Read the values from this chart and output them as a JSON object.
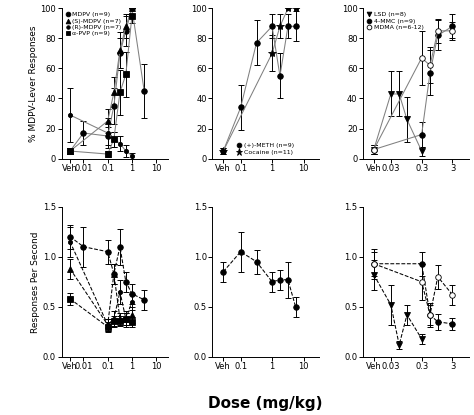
{
  "panel_top_left": {
    "series": [
      {
        "label": "MDPV (n=9)",
        "marker": "o",
        "markersize": 4,
        "x": [
          0,
          0.01,
          0.1,
          0.18,
          0.32,
          0.56,
          1.0,
          3.2
        ],
        "y": [
          5,
          17,
          15,
          35,
          70,
          85,
          100,
          45
        ],
        "yerr": [
          2,
          8,
          6,
          12,
          10,
          10,
          0,
          18
        ],
        "linestyle": "-",
        "linecolor": "gray",
        "markercolor": "black",
        "fillstyle": "full"
      },
      {
        "label": "(S)-MDPV (n=7)",
        "marker": "^",
        "markersize": 4,
        "x": [
          0,
          0.1,
          0.18,
          0.32,
          0.56,
          1.0
        ],
        "y": [
          5,
          25,
          44,
          72,
          88,
          100
        ],
        "yerr": [
          2,
          8,
          10,
          12,
          8,
          0
        ],
        "linestyle": "-",
        "linecolor": "gray",
        "markercolor": "black",
        "fillstyle": "full"
      },
      {
        "label": "(R)-MDPV (n=7)",
        "marker": ".",
        "markersize": 6,
        "x": [
          0,
          0.1,
          0.18,
          0.32,
          0.56,
          1.0
        ],
        "y": [
          29,
          17,
          13,
          10,
          5,
          2
        ],
        "yerr": [
          18,
          10,
          5,
          5,
          4,
          2
        ],
        "linestyle": "-",
        "linecolor": "gray",
        "markercolor": "black",
        "fillstyle": "full"
      },
      {
        "label": "α-PVP (n=9)",
        "marker": "s",
        "markersize": 4,
        "x": [
          0,
          0.1,
          0.18,
          0.32,
          0.56,
          1.0
        ],
        "y": [
          5,
          3,
          13,
          44,
          56,
          95
        ],
        "yerr": [
          2,
          2,
          5,
          15,
          15,
          5
        ],
        "linestyle": "-",
        "linecolor": "gray",
        "markercolor": "black",
        "fillstyle": "full"
      }
    ],
    "xticks_log": [
      0.01,
      0.1,
      1.0,
      10
    ],
    "xtick_labels": [
      "0.01",
      "0.1",
      "1",
      "10"
    ],
    "xmax_factor": 3.0,
    "ylim": [
      0,
      100
    ],
    "yticks": [
      0,
      20,
      40,
      60,
      80,
      100
    ],
    "ylabel": "% MDPV-Lever Responses",
    "legend_loc": "upper left",
    "legend": true
  },
  "panel_top_mid": {
    "series": [
      {
        "label": "(+)-METH (n=9)",
        "marker": "o",
        "markersize": 4,
        "x": [
          0,
          0.1,
          0.32,
          1.0,
          1.78,
          3.2,
          5.6
        ],
        "y": [
          5,
          34,
          77,
          88,
          55,
          88,
          88
        ],
        "yerr": [
          2,
          15,
          15,
          8,
          15,
          8,
          10
        ],
        "linestyle": "-",
        "linecolor": "gray",
        "markercolor": "black",
        "fillstyle": "full"
      },
      {
        "label": "Cocaine (n=11)",
        "marker": "*",
        "markersize": 6,
        "x": [
          0,
          1.0,
          1.78,
          3.2,
          5.6
        ],
        "y": [
          5,
          70,
          88,
          100,
          100
        ],
        "yerr": [
          2,
          12,
          8,
          0,
          0
        ],
        "linestyle": "-",
        "linecolor": "gray",
        "markercolor": "black",
        "fillstyle": "full"
      }
    ],
    "xticks_log": [
      0.1,
      1.0,
      10
    ],
    "xtick_labels": [
      "0.1",
      "1",
      "10"
    ],
    "xmax_factor": 3.0,
    "ylim": [
      0,
      100
    ],
    "yticks": [
      0,
      20,
      40,
      60,
      80,
      100
    ],
    "ylabel": "",
    "legend_loc": "lower center",
    "legend": true
  },
  "panel_top_right": {
    "series": [
      {
        "label": "LSD (n=8)",
        "marker": "v",
        "markersize": 4,
        "x": [
          0,
          0.03,
          0.056,
          0.1,
          0.3
        ],
        "y": [
          6,
          43,
          43,
          26,
          5
        ],
        "yerr": [
          3,
          15,
          15,
          15,
          3
        ],
        "linestyle": "-",
        "linecolor": "gray",
        "markercolor": "black",
        "fillstyle": "full"
      },
      {
        "label": "4-MMC (n=9)",
        "marker": "o",
        "markersize": 4,
        "x": [
          0,
          0.3,
          0.56,
          1.0,
          3.0
        ],
        "y": [
          6,
          16,
          57,
          82,
          88
        ],
        "yerr": [
          3,
          8,
          15,
          10,
          8
        ],
        "linestyle": "-",
        "linecolor": "gray",
        "markercolor": "black",
        "fillstyle": "full"
      },
      {
        "label": "MDMA (n=6-12)",
        "marker": "o",
        "markersize": 4,
        "x": [
          0,
          0.3,
          0.56,
          1.0,
          3.0
        ],
        "y": [
          6,
          67,
          62,
          85,
          85
        ],
        "yerr": [
          3,
          18,
          12,
          8,
          6
        ],
        "linestyle": "-",
        "linecolor": "gray",
        "markercolor": "black",
        "fillstyle": "none"
      }
    ],
    "xticks_log": [
      0.03,
      0.3,
      3.0
    ],
    "xtick_labels": [
      "0.03",
      "0.3",
      "3"
    ],
    "xmax_factor": 3.5,
    "ylim": [
      0,
      100
    ],
    "yticks": [
      0,
      20,
      40,
      60,
      80,
      100
    ],
    "ylabel": "",
    "legend_loc": "upper left",
    "legend": true
  },
  "panel_bot_left": {
    "series": [
      {
        "label": "MDPV (n=9)",
        "marker": "o",
        "markersize": 4,
        "x": [
          0,
          0.01,
          0.1,
          0.18,
          0.32,
          0.56,
          1.0,
          3.2
        ],
        "y": [
          1.2,
          1.1,
          1.05,
          0.83,
          1.1,
          0.75,
          0.63,
          0.57
        ],
        "yerr": [
          0.12,
          0.2,
          0.12,
          0.1,
          0.18,
          0.1,
          0.1,
          0.1
        ],
        "linestyle": "--",
        "linecolor": "black",
        "markercolor": "black",
        "fillstyle": "full"
      },
      {
        "label": "(S)-MDPV (n=7)",
        "marker": "^",
        "markersize": 4,
        "x": [
          0,
          0.1,
          0.18,
          0.32,
          0.56,
          1.0
        ],
        "y": [
          0.88,
          0.32,
          0.83,
          0.38,
          0.38,
          0.42
        ],
        "yerr": [
          0.1,
          0.06,
          0.1,
          0.06,
          0.06,
          0.08
        ],
        "linestyle": "--",
        "linecolor": "black",
        "markercolor": "black",
        "fillstyle": "full"
      },
      {
        "label": "(R)-MDPV (n=7)",
        "marker": ".",
        "markersize": 6,
        "x": [
          0,
          0.1,
          0.18,
          0.32,
          0.56,
          1.0
        ],
        "y": [
          1.15,
          0.32,
          0.38,
          0.65,
          0.38,
          0.55
        ],
        "yerr": [
          0.15,
          0.06,
          0.08,
          0.12,
          0.08,
          0.08
        ],
        "linestyle": "--",
        "linecolor": "black",
        "markercolor": "black",
        "fillstyle": "full"
      },
      {
        "label": "α-PVP (n=9)",
        "marker": "s",
        "markersize": 4,
        "x": [
          0,
          0.1,
          0.18,
          0.32,
          0.56,
          1.0
        ],
        "y": [
          0.58,
          0.3,
          0.36,
          0.36,
          0.38,
          0.35
        ],
        "yerr": [
          0.06,
          0.05,
          0.05,
          0.05,
          0.06,
          0.05
        ],
        "linestyle": "--",
        "linecolor": "black",
        "markercolor": "black",
        "fillstyle": "full"
      }
    ],
    "xticks_log": [
      0.01,
      0.1,
      1.0,
      10
    ],
    "xtick_labels": [
      "0.01",
      "0.1",
      "1",
      "10"
    ],
    "xmax_factor": 3.0,
    "ylim": [
      0.0,
      1.5
    ],
    "yticks": [
      0.0,
      0.5,
      1.0,
      1.5
    ],
    "ylabel": "Responses Per Second",
    "legend": false
  },
  "panel_bot_mid": {
    "series": [
      {
        "label": "(+)-METH (n=9)",
        "marker": "o",
        "markersize": 4,
        "x": [
          0,
          0.1,
          0.32,
          1.0,
          1.78,
          3.2,
          5.6
        ],
        "y": [
          0.85,
          1.05,
          0.95,
          0.75,
          0.77,
          0.77,
          0.5
        ],
        "yerr": [
          0.1,
          0.2,
          0.12,
          0.1,
          0.1,
          0.18,
          0.1
        ],
        "linestyle": "--",
        "linecolor": "black",
        "markercolor": "black",
        "fillstyle": "full"
      }
    ],
    "xticks_log": [
      0.1,
      1.0,
      10
    ],
    "xtick_labels": [
      "0.1",
      "1",
      "10"
    ],
    "xmax_factor": 3.0,
    "ylim": [
      0.0,
      1.5
    ],
    "yticks": [
      0.0,
      0.5,
      1.0,
      1.5
    ],
    "ylabel": "",
    "legend": false
  },
  "panel_bot_right": {
    "series": [
      {
        "label": "LSD (n=8)",
        "marker": "v",
        "markersize": 4,
        "x": [
          0,
          0.03,
          0.056,
          0.1,
          0.3
        ],
        "y": [
          0.82,
          0.52,
          0.12,
          0.42,
          0.18
        ],
        "yerr": [
          0.15,
          0.2,
          0.04,
          0.1,
          0.05
        ],
        "linestyle": "--",
        "linecolor": "black",
        "markercolor": "black",
        "fillstyle": "full"
      },
      {
        "label": "4-MMC (n=9)",
        "marker": "o",
        "markersize": 4,
        "x": [
          0,
          0.3,
          0.56,
          1.0,
          3.0
        ],
        "y": [
          0.93,
          0.93,
          0.42,
          0.35,
          0.33
        ],
        "yerr": [
          0.12,
          0.12,
          0.1,
          0.08,
          0.06
        ],
        "linestyle": "--",
        "linecolor": "black",
        "markercolor": "black",
        "fillstyle": "full"
      },
      {
        "label": "MDMA (n=6-12)",
        "marker": "o",
        "markersize": 4,
        "x": [
          0,
          0.3,
          0.56,
          1.0,
          3.0
        ],
        "y": [
          0.93,
          0.75,
          0.42,
          0.8,
          0.62
        ],
        "yerr": [
          0.15,
          0.18,
          0.12,
          0.12,
          0.1
        ],
        "linestyle": "--",
        "linecolor": "black",
        "markercolor": "black",
        "fillstyle": "none"
      }
    ],
    "xticks_log": [
      0.03,
      0.3,
      3.0
    ],
    "xtick_labels": [
      "0.03",
      "0.3",
      "3"
    ],
    "xmax_factor": 3.5,
    "ylim": [
      0.0,
      1.5
    ],
    "yticks": [
      0.0,
      0.5,
      1.0,
      1.5
    ],
    "ylabel": "",
    "legend": false
  },
  "xlabel": "Dose (mg/kg)",
  "fig_width": 4.74,
  "fig_height": 4.15
}
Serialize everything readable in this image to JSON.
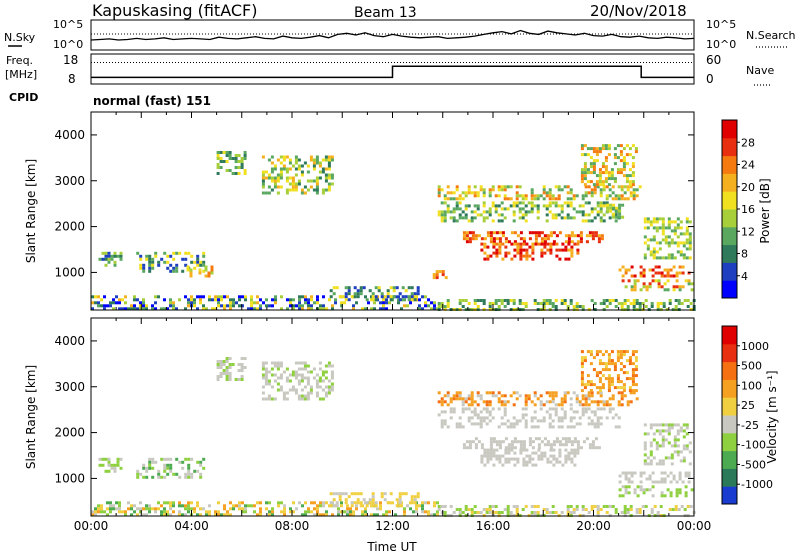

## [Job]
Pick out the lines containing the string "Responses" and show them.

## [Response to this exercise]
    "ylabel": "% MDPV-Lever Responses",
    "ylabel": "Responses Per Second",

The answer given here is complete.